■ **PROMPT**:
In the entries below, find the lines with the word "magenta" and copy them.

■ **DATA PROVIDED**:
— begin —

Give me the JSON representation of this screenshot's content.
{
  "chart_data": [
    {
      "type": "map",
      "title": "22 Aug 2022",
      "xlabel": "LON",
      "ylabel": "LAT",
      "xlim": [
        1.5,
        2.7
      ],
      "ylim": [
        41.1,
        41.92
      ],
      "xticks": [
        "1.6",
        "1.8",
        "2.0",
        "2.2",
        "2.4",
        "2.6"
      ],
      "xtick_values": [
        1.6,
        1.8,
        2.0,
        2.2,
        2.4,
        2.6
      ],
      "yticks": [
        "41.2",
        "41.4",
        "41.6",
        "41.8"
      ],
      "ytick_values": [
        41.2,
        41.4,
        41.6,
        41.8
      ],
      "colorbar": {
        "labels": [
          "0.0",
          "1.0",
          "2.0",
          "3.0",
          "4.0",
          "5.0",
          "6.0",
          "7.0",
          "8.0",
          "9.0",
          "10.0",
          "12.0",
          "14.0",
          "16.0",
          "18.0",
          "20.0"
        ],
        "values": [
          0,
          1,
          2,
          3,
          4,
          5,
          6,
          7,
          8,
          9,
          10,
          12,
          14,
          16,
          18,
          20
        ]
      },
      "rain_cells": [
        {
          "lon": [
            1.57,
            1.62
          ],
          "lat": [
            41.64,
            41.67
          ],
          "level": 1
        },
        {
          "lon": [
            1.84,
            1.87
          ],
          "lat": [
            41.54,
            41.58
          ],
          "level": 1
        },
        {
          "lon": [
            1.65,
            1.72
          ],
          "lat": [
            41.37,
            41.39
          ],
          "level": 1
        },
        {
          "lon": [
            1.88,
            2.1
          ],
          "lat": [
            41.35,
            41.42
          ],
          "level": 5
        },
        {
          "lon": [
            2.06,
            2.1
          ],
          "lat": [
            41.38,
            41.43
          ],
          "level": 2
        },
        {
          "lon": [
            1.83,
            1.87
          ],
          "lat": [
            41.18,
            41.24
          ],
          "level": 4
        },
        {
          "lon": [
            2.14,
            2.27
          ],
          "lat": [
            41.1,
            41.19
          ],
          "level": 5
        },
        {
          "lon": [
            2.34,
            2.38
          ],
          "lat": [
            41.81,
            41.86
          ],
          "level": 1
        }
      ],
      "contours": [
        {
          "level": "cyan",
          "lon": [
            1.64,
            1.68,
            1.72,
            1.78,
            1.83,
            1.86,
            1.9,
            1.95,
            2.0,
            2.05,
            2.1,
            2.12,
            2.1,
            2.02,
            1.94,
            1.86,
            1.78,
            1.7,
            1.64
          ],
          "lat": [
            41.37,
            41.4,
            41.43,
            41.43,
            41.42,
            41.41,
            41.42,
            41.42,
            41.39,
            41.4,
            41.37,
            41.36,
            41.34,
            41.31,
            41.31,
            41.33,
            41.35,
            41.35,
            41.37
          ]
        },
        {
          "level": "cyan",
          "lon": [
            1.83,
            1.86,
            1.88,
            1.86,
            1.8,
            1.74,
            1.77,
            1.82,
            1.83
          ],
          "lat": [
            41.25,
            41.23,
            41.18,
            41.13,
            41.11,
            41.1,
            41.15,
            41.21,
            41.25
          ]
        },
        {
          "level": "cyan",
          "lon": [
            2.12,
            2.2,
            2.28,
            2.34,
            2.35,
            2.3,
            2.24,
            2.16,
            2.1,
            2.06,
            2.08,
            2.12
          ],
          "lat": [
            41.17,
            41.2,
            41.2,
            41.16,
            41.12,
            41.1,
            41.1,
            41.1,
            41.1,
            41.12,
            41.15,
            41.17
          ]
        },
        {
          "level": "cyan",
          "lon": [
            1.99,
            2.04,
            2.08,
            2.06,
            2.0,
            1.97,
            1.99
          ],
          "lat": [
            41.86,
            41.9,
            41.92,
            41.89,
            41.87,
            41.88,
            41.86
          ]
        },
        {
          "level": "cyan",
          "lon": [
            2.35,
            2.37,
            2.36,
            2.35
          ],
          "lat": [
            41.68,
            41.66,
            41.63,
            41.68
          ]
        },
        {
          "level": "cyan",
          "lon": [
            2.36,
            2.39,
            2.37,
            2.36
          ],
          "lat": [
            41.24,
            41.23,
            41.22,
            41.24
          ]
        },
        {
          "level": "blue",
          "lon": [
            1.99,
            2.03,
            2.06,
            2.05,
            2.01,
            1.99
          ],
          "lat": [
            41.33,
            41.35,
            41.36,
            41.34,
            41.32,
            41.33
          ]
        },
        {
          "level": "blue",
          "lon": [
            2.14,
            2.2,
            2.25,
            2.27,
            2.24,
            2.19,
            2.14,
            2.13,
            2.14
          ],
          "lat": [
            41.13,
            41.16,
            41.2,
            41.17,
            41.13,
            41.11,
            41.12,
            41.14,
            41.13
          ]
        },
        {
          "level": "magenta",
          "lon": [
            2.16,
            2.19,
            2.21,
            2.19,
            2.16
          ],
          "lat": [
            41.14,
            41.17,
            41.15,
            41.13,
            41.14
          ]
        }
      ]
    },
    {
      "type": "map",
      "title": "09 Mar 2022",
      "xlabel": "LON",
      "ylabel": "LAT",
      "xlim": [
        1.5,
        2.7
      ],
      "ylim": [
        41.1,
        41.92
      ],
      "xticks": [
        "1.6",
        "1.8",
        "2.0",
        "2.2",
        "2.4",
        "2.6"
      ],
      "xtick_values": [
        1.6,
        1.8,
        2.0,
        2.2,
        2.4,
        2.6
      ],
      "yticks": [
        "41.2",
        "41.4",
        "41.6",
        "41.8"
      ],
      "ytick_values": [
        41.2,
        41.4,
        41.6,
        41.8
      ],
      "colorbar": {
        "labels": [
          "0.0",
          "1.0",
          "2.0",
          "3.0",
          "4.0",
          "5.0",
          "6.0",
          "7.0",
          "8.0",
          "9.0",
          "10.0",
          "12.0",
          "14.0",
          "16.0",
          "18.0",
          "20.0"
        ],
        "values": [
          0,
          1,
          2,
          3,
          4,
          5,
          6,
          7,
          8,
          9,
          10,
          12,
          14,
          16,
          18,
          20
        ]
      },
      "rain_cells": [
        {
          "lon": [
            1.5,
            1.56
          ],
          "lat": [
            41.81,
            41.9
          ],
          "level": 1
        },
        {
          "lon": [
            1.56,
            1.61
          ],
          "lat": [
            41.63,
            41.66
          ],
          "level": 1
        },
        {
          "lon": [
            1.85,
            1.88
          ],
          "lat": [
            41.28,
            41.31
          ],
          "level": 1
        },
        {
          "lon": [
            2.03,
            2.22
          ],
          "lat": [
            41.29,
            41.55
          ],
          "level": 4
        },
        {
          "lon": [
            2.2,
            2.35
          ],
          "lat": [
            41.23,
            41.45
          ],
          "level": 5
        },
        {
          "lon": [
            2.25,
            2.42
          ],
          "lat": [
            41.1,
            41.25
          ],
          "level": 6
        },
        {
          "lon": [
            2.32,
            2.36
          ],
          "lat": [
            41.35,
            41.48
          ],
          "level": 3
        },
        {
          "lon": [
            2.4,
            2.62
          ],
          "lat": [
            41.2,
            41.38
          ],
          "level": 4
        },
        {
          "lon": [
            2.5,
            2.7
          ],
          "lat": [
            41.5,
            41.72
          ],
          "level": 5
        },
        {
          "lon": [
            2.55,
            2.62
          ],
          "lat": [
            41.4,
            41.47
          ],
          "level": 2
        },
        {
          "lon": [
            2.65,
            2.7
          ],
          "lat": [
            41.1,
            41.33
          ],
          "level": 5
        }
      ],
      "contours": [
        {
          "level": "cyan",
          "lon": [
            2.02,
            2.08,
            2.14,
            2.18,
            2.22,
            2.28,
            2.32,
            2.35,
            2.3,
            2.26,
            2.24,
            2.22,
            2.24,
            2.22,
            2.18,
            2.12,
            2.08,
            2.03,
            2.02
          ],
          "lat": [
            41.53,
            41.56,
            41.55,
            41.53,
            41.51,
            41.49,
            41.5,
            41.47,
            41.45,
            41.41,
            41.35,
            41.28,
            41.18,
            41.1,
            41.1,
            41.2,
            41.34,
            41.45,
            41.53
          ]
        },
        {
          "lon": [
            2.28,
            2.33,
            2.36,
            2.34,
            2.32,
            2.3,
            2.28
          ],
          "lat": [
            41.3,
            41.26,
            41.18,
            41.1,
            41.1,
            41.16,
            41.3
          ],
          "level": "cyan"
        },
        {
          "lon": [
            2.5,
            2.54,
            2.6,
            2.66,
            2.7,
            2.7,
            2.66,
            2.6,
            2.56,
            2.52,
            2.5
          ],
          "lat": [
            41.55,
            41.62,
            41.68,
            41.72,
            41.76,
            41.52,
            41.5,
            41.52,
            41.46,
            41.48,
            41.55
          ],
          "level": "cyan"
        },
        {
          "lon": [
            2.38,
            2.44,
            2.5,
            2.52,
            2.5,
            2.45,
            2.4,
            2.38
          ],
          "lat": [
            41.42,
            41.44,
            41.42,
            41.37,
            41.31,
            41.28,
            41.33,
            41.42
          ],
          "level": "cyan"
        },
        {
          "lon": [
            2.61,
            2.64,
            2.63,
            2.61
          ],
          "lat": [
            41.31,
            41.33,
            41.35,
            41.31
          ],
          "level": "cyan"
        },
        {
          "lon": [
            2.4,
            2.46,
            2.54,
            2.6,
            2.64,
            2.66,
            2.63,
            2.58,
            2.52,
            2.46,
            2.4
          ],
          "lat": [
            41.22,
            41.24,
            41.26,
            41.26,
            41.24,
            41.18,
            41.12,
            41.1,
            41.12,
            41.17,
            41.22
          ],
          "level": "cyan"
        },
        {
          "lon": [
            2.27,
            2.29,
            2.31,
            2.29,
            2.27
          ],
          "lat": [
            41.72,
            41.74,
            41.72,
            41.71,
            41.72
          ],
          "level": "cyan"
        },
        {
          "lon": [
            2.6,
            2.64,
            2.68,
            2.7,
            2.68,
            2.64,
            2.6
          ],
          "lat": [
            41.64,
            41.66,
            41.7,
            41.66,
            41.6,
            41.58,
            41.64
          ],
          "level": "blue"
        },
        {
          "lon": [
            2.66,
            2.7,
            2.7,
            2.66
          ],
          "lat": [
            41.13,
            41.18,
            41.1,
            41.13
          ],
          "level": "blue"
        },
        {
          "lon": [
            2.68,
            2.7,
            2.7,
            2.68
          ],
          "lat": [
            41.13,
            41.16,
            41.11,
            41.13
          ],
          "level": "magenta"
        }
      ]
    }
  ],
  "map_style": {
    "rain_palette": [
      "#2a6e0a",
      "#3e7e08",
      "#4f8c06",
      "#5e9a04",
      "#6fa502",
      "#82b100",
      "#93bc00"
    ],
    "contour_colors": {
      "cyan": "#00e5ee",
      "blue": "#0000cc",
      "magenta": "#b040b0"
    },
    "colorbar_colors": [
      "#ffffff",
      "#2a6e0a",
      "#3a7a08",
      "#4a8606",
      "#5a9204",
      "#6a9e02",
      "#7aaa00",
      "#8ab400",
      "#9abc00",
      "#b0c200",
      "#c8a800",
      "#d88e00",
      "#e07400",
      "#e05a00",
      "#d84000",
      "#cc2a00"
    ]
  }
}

— end —

■ **WRITTEN REPLY**:
          "level": "magenta",
          "level": "magenta"
      "magenta": "#b040b0"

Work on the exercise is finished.